WHAT YOU ARE ASKED TO DO: Lines containing the word "wave" should be extracted in full.
## BEGIN SUPPLIED RECORDS
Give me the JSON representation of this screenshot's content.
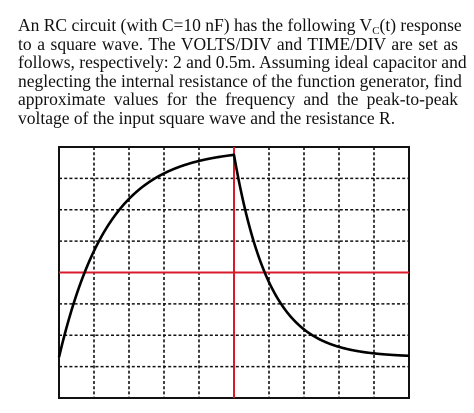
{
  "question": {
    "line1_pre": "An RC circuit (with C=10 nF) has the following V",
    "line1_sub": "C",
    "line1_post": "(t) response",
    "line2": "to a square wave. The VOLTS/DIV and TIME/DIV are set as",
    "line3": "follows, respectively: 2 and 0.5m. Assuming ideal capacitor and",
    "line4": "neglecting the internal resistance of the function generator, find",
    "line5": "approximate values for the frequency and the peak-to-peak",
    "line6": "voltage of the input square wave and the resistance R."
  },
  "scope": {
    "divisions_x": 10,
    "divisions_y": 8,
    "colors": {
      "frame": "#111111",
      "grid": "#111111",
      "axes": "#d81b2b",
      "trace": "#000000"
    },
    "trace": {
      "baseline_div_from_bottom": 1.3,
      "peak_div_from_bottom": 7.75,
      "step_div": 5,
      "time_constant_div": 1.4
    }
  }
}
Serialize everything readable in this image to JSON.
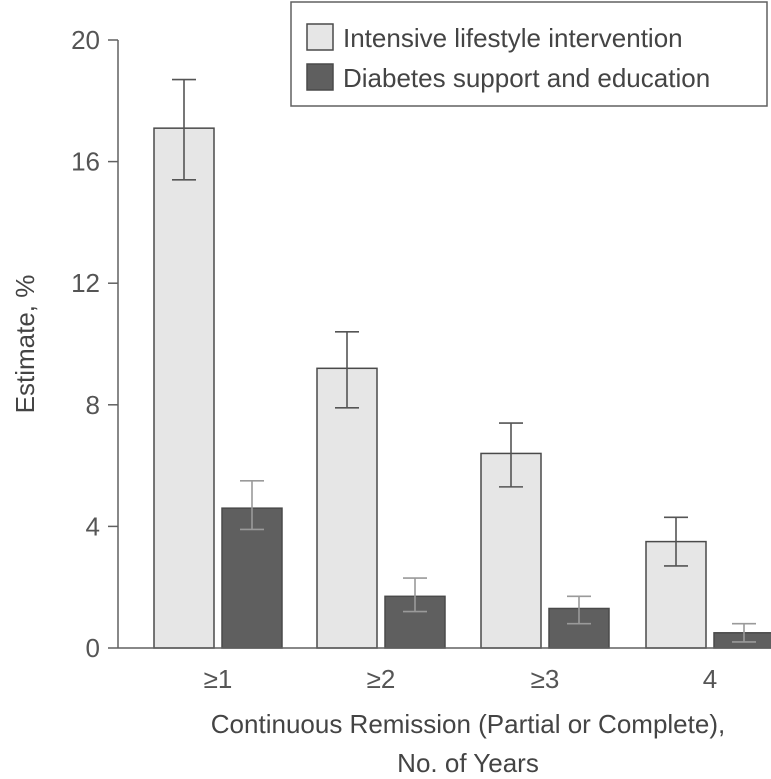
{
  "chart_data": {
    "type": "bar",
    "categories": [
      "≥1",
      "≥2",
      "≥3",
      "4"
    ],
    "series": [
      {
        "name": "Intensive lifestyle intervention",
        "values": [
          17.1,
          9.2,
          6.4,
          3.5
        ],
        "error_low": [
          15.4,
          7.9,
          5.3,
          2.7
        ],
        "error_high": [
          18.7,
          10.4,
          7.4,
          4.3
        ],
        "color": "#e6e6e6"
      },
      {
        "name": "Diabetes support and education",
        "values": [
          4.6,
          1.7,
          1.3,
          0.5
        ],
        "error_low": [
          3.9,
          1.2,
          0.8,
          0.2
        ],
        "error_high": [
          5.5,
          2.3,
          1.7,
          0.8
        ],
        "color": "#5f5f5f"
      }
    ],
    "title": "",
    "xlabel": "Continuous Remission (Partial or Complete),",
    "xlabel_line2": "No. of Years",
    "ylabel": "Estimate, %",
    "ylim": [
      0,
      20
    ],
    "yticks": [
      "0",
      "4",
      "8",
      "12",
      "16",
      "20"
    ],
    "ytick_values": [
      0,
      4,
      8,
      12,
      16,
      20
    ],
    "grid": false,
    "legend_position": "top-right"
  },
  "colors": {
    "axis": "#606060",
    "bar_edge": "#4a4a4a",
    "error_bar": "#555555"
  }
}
## END SUPPLIED RECORDS
FULL SOLUTION:
    "line2": "to a square wave. The VOLTS/DIV and TIME/DIV are set as",
    "line6": "voltage of the input square wave and the resistance R."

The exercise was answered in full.